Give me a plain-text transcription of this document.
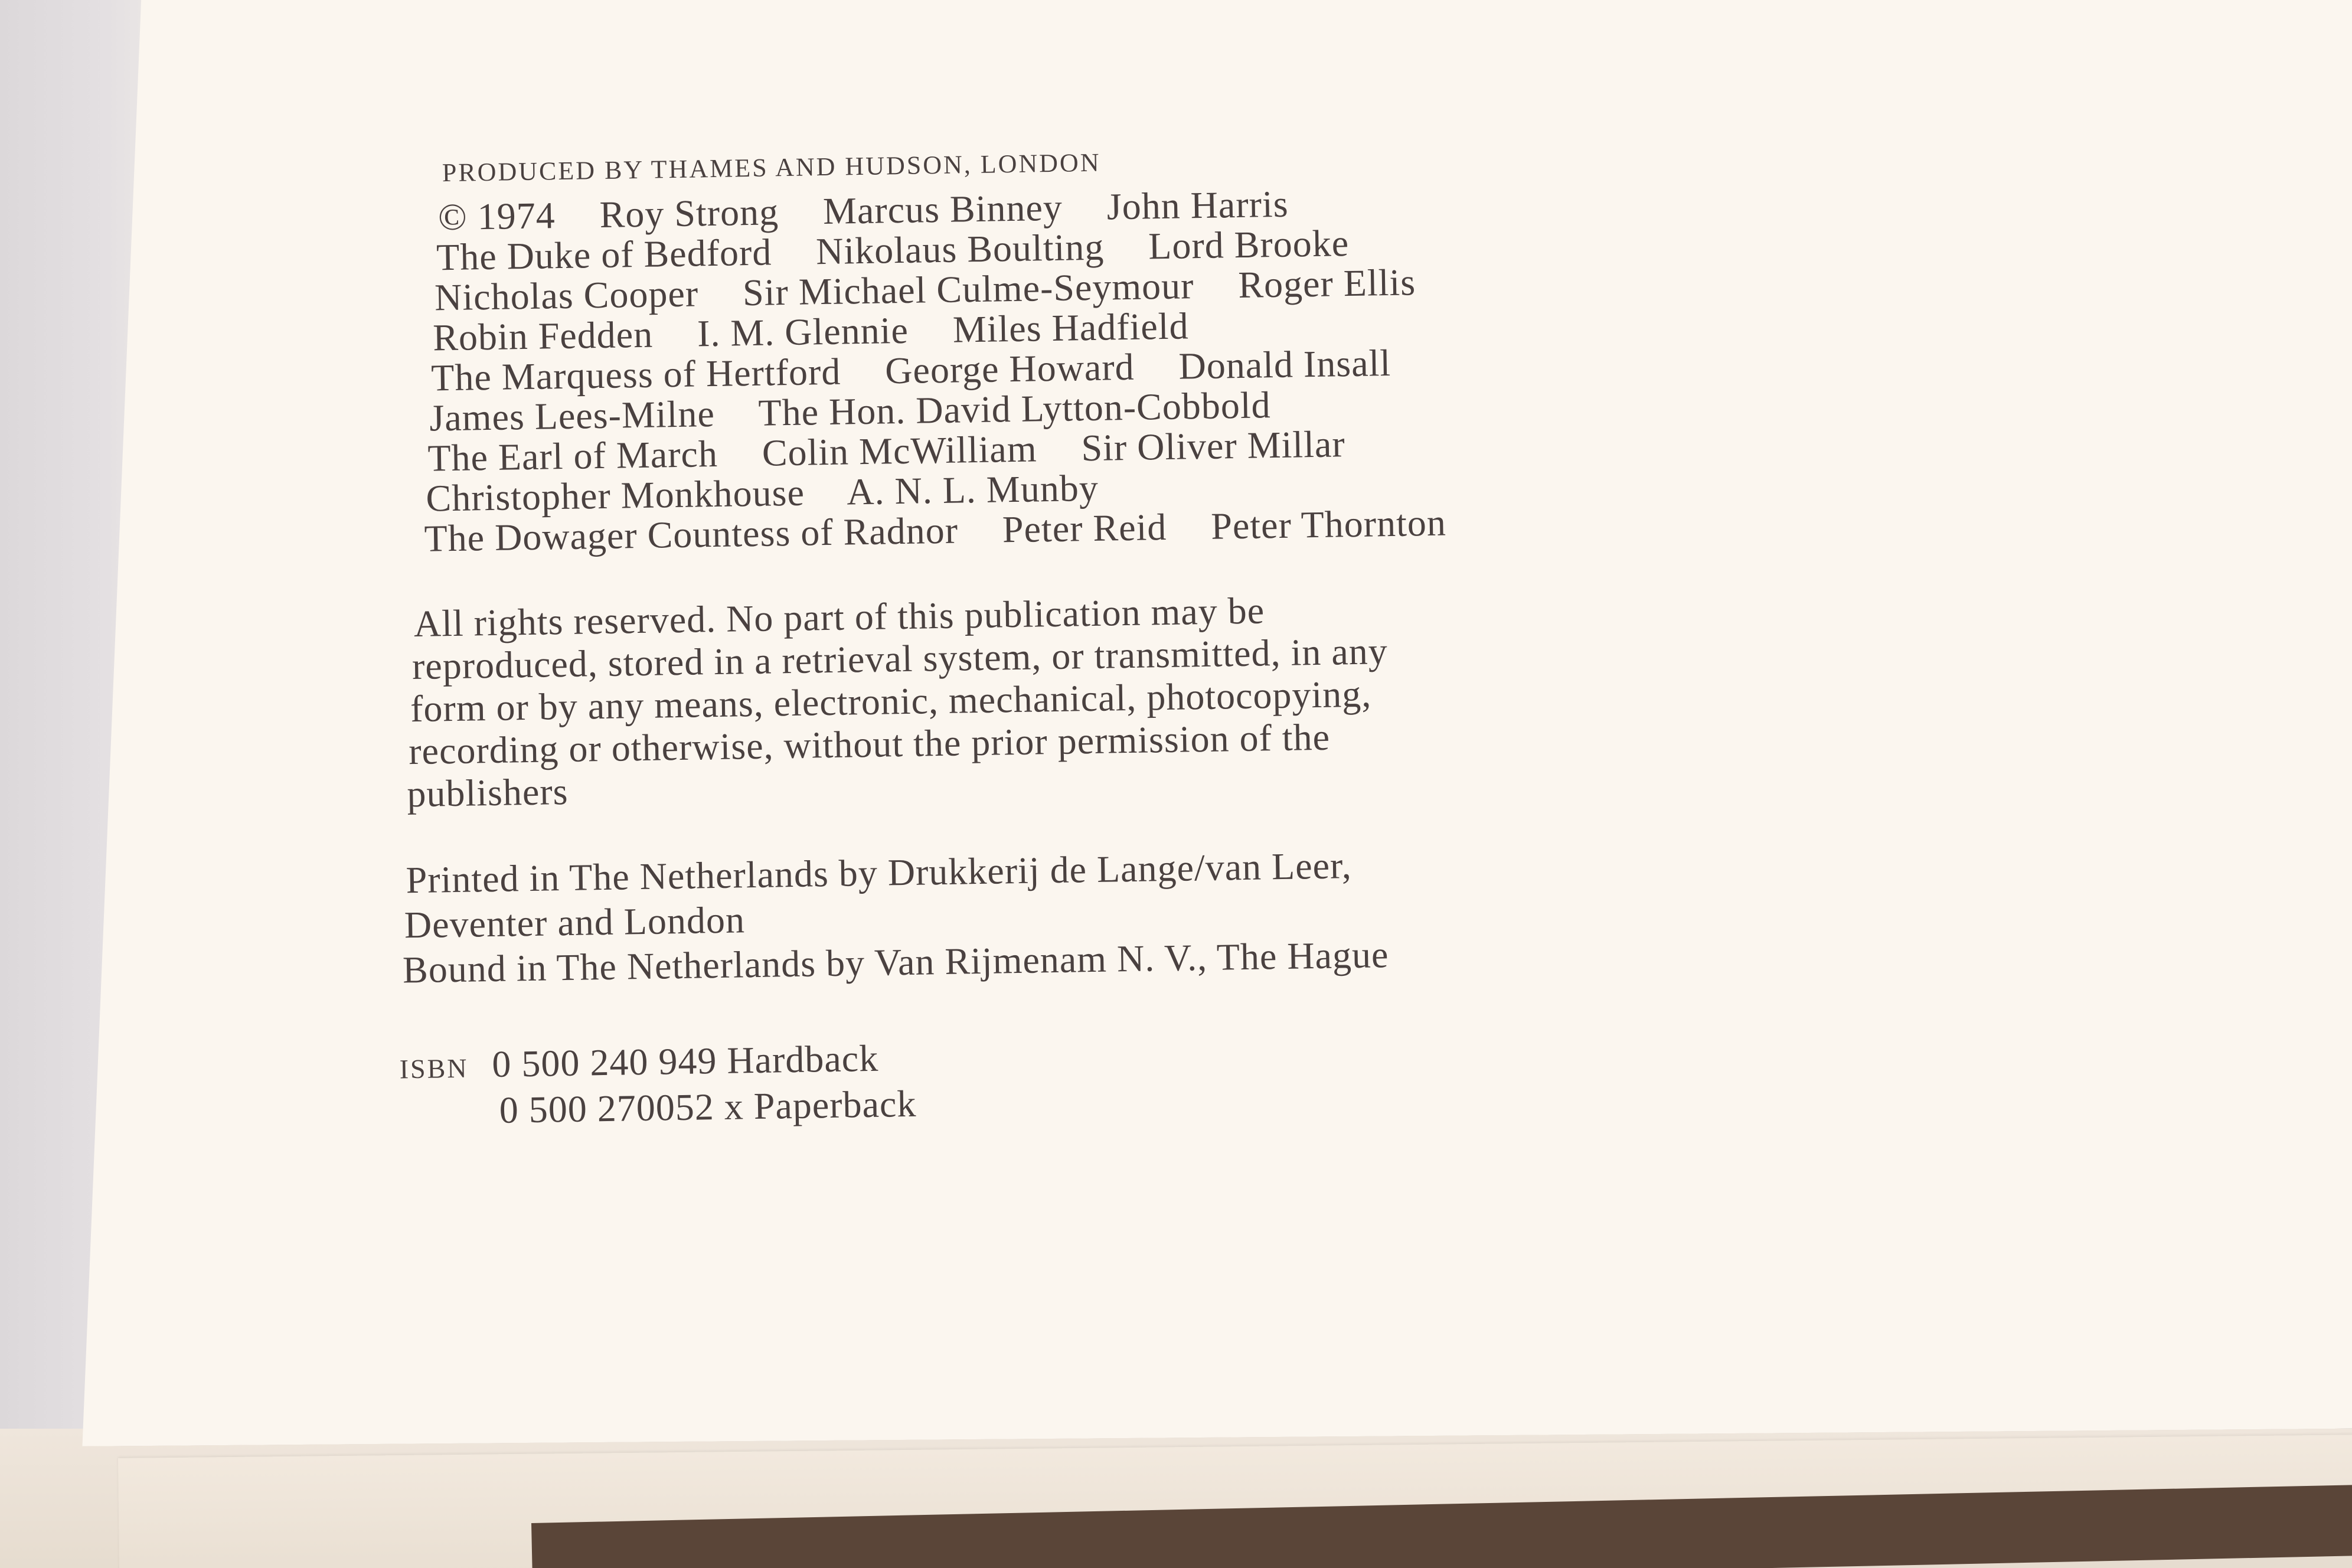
PRODUCED BY THAMES AND HUDSON, LONDON
© 1974 Roy Strong Marcus Binney John Harris
The Duke of Bedford Nikolaus Boulting Lord Brooke
Nicholas Cooper Sir Michael Culme-Seymour Roger Ellis
Robin Fedden I. M. Glennie Miles Hadfield
The Marquess of Hertford George Howard Donald Insall
James Lees-Milne The Hon. David Lytton-Cobbold
The Earl of March Colin McWilliam Sir Oliver Millar
Christopher Monkhouse A. N. L. Munby
The Dowager Countess of Radnor Peter Reid Peter Thornton
All rights reserved. No part of this publication may be
reproduced, stored in a retrieval system, or transmitted, in any
form or by any means, electronic, mechanical, photocopying,
recording or otherwise, without the prior permission of the
publishers
Printed in The Netherlands by Drukkerij de Lange/van Leer,
Deventer and London
Bound in The Netherlands by Van Rijmenam N. V., The Hague
ISBN 0 500 240 949 Hardback
0 500 270052 x Paperback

########

From the records above, pick out and copy each line holding the word "Netherlands".

Printed in The Netherlands by Drukkerij de Lange/van Leer,
Bound in The Netherlands by Van Rijmenam N. V., The Hague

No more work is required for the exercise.